+++ DATA RECORDS +++
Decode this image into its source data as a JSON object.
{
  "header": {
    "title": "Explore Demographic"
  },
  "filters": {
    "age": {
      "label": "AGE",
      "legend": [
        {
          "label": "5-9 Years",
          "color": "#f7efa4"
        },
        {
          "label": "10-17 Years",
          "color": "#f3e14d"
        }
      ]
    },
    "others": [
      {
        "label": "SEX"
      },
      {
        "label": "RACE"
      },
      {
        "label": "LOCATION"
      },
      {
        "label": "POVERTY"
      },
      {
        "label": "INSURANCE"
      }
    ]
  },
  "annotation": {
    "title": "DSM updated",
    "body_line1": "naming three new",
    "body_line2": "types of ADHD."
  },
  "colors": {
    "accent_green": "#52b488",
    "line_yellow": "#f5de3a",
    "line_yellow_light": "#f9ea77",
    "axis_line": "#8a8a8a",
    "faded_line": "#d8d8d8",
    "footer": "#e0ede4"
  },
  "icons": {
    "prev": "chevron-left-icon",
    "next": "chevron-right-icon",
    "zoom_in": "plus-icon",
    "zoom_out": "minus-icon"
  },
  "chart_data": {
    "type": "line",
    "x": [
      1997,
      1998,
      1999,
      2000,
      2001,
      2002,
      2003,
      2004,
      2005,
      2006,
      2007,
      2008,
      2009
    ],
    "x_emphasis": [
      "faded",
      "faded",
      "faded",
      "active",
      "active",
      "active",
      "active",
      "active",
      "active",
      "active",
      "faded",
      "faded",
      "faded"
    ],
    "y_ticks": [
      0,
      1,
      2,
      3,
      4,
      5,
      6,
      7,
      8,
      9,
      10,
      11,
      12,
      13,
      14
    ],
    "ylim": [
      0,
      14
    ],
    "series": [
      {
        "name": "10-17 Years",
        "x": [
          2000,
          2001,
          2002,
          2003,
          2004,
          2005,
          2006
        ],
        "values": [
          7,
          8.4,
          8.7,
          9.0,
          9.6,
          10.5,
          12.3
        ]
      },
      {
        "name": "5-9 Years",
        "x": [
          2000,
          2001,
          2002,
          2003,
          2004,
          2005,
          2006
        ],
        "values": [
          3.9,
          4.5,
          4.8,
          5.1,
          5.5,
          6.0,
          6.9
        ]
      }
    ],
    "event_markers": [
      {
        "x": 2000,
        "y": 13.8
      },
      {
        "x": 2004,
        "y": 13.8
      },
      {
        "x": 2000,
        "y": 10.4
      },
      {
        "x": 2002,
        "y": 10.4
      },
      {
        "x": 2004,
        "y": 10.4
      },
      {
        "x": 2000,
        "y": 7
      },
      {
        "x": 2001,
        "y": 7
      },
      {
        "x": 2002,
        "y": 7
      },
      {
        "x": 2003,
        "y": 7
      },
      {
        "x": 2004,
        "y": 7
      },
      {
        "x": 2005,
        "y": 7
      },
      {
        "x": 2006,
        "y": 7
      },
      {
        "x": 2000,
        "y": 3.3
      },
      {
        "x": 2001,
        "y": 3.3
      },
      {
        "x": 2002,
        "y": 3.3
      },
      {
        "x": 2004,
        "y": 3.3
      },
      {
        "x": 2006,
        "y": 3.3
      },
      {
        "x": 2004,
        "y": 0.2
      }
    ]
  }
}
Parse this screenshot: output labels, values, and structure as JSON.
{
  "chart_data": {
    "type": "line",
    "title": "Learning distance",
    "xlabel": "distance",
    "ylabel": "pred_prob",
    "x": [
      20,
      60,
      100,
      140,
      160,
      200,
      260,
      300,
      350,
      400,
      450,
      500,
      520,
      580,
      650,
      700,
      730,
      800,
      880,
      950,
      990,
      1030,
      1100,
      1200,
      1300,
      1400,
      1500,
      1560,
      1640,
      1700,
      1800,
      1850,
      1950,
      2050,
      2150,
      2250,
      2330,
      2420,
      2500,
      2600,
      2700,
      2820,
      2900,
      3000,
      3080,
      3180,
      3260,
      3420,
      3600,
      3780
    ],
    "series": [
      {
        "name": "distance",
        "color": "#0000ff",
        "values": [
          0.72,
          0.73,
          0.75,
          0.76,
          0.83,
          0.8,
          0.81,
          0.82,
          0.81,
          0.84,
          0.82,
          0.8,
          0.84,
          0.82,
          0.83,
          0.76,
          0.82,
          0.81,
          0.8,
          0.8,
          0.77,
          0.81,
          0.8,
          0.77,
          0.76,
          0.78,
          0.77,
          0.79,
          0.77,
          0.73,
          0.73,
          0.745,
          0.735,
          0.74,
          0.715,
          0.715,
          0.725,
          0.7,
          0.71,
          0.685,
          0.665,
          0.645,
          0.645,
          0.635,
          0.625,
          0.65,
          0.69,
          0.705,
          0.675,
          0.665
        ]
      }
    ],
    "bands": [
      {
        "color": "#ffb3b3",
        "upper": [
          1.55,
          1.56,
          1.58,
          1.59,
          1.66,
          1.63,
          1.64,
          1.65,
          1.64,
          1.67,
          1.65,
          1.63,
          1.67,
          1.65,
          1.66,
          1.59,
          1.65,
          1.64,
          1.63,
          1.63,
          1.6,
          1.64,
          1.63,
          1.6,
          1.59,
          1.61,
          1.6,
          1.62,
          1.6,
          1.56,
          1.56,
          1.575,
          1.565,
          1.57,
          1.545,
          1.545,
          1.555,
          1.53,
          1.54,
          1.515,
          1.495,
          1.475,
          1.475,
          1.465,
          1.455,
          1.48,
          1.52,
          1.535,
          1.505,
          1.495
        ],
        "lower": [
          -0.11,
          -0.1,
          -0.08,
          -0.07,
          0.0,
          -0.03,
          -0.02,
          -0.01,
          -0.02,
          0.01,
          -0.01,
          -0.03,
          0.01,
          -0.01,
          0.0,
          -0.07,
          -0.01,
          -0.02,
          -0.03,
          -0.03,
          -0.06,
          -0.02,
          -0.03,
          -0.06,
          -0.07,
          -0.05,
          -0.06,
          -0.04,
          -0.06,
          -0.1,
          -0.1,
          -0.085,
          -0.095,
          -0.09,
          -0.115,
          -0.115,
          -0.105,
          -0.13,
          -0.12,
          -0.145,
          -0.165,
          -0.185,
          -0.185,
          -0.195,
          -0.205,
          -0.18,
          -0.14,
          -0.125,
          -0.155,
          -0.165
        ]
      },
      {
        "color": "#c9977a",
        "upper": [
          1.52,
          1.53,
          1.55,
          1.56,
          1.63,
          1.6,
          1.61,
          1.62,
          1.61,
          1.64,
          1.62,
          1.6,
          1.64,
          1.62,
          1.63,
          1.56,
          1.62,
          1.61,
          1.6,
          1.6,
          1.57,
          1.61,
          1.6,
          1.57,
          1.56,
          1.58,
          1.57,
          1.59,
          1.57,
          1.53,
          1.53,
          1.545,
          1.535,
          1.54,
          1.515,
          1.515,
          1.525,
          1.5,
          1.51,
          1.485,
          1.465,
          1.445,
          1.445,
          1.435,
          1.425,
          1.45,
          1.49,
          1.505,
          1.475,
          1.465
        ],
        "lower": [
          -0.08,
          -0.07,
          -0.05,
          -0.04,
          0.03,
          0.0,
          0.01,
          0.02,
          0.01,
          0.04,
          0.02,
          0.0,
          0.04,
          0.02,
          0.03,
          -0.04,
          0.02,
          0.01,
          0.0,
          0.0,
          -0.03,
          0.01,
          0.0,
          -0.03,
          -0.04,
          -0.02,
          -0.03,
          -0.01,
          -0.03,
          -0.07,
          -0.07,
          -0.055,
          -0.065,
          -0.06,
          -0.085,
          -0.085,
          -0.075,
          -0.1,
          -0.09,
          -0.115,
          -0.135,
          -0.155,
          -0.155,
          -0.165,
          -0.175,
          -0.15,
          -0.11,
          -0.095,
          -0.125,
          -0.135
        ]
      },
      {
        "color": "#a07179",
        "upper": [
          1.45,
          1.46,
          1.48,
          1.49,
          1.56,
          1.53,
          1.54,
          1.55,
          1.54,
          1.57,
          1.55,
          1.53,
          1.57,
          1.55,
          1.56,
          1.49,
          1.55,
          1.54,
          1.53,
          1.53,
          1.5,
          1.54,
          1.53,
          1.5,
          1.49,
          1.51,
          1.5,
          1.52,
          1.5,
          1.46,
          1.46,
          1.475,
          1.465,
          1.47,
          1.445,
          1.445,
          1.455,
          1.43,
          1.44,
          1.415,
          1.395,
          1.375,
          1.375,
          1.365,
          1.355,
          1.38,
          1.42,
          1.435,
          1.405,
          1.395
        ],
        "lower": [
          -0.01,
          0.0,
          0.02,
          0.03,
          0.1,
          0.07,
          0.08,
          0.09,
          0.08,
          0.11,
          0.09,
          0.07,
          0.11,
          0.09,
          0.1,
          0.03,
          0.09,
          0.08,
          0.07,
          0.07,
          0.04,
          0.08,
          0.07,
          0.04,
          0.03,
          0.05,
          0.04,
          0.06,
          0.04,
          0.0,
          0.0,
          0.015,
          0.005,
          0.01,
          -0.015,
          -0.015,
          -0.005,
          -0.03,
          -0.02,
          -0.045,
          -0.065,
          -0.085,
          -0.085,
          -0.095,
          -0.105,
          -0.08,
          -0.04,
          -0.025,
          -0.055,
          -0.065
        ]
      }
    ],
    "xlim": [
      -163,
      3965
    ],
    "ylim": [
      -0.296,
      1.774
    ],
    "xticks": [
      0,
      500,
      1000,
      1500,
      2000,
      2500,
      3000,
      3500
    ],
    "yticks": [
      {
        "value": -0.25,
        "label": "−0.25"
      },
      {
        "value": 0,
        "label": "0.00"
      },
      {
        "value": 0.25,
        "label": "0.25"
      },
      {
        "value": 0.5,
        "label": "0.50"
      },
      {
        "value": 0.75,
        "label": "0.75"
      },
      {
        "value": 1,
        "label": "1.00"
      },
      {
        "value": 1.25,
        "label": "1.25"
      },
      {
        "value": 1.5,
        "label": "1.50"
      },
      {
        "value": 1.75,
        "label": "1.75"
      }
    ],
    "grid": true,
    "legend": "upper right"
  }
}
+++
* EXERCISE
Pick out every line with the string "JSON" and copy it.

* WORKED SOLUTION
Decode this image into its source data as a JSON object.
Parse this screenshot: output labels, values, and structure as JSON.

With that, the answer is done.